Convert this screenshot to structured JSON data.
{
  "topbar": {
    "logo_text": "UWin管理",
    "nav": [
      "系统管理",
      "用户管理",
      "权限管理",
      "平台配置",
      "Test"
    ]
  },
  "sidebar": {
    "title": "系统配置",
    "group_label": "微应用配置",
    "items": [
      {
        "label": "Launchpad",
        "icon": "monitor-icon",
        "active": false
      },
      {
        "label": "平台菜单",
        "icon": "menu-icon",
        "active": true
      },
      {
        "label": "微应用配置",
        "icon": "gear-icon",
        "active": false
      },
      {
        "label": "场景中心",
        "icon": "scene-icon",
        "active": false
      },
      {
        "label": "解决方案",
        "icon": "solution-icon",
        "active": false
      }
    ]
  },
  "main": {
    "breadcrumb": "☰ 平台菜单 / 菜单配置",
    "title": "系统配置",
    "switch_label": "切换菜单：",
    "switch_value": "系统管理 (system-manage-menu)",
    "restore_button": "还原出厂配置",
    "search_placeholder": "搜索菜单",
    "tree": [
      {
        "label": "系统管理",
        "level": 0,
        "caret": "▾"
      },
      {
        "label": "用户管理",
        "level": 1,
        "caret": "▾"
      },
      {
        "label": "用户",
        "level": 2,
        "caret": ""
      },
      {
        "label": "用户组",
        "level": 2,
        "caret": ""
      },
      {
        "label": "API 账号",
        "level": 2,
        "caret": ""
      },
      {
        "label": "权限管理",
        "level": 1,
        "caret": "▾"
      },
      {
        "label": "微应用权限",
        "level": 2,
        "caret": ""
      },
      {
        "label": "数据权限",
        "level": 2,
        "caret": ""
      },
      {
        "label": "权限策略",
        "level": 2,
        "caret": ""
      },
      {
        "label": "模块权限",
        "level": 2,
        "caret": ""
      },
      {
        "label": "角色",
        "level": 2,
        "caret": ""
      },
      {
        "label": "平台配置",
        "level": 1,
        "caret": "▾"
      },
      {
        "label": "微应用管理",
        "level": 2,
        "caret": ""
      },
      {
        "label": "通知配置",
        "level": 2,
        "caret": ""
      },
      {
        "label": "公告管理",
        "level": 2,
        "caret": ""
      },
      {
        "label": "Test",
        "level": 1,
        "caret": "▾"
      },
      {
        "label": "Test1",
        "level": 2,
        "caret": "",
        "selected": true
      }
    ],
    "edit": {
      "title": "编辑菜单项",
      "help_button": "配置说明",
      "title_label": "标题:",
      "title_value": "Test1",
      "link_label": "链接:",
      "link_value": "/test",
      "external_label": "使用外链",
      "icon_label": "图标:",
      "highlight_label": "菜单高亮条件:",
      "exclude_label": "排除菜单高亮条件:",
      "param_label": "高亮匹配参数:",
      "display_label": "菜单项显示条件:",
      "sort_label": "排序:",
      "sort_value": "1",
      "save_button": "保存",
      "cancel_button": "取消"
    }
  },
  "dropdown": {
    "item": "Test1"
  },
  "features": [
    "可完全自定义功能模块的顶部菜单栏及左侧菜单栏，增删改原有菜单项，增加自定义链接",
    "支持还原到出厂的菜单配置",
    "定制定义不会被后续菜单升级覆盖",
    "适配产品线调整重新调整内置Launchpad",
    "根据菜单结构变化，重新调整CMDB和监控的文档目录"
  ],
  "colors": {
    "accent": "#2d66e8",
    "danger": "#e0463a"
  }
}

========

* WHAT YOU SHOULD DO
Output all of the data again, exactly.

* EXPECTED ANSWER
Convert this screenshot to structured JSON data.
{
  "topbar": {
    "logo_text": "UWin管理",
    "nav": [
      "系统管理",
      "用户管理",
      "权限管理",
      "平台配置",
      "Test"
    ]
  },
  "sidebar": {
    "title": "系统配置",
    "group_label": "微应用配置",
    "items": [
      {
        "label": "Launchpad",
        "icon": "monitor-icon",
        "active": false
      },
      {
        "label": "平台菜单",
        "icon": "menu-icon",
        "active": true
      },
      {
        "label": "微应用配置",
        "icon": "gear-icon",
        "active": false
      },
      {
        "label": "场景中心",
        "icon": "scene-icon",
        "active": false
      },
      {
        "label": "解决方案",
        "icon": "solution-icon",
        "active": false
      }
    ]
  },
  "main": {
    "breadcrumb": "☰ 平台菜单 / 菜单配置",
    "title": "系统配置",
    "switch_label": "切换菜单：",
    "switch_value": "系统管理 (system-manage-menu)",
    "restore_button": "还原出厂配置",
    "search_placeholder": "搜索菜单",
    "tree": [
      {
        "label": "系统管理",
        "level": 0,
        "caret": "▾"
      },
      {
        "label": "用户管理",
        "level": 1,
        "caret": "▾"
      },
      {
        "label": "用户",
        "level": 2,
        "caret": ""
      },
      {
        "label": "用户组",
        "level": 2,
        "caret": ""
      },
      {
        "label": "API 账号",
        "level": 2,
        "caret": ""
      },
      {
        "label": "权限管理",
        "level": 1,
        "caret": "▾"
      },
      {
        "label": "微应用权限",
        "level": 2,
        "caret": ""
      },
      {
        "label": "数据权限",
        "level": 2,
        "caret": ""
      },
      {
        "label": "权限策略",
        "level": 2,
        "caret": ""
      },
      {
        "label": "模块权限",
        "level": 2,
        "caret": ""
      },
      {
        "label": "角色",
        "level": 2,
        "caret": ""
      },
      {
        "label": "平台配置",
        "level": 1,
        "caret": "▾"
      },
      {
        "label": "微应用管理",
        "level": 2,
        "caret": ""
      },
      {
        "label": "通知配置",
        "level": 2,
        "caret": ""
      },
      {
        "label": "公告管理",
        "level": 2,
        "caret": ""
      },
      {
        "label": "Test",
        "level": 1,
        "caret": "▾"
      },
      {
        "label": "Test1",
        "level": 2,
        "caret": "",
        "selected": true
      }
    ],
    "edit": {
      "title": "编辑菜单项",
      "help_button": "配置说明",
      "title_label": "标题:",
      "title_value": "Test1",
      "link_label": "链接:",
      "link_value": "/test",
      "external_label": "使用外链",
      "icon_label": "图标:",
      "highlight_label": "菜单高亮条件:",
      "exclude_label": "排除菜单高亮条件:",
      "param_label": "高亮匹配参数:",
      "display_label": "菜单项显示条件:",
      "sort_label": "排序:",
      "sort_value": "1",
      "save_button": "保存",
      "cancel_button": "取消"
    }
  },
  "dropdown": {
    "item": "Test1"
  },
  "features": [
    "可完全自定义功能模块的顶部菜单栏及左侧菜单栏，增删改原有菜单项，增加自定义链接",
    "支持还原到出厂的菜单配置",
    "定制定义不会被后续菜单升级覆盖",
    "适配产品线调整重新调整内置Launchpad",
    "根据菜单结构变化，重新调整CMDB和监控的文档目录"
  ],
  "colors": {
    "accent": "#2d66e8",
    "danger": "#e0463a"
  }
}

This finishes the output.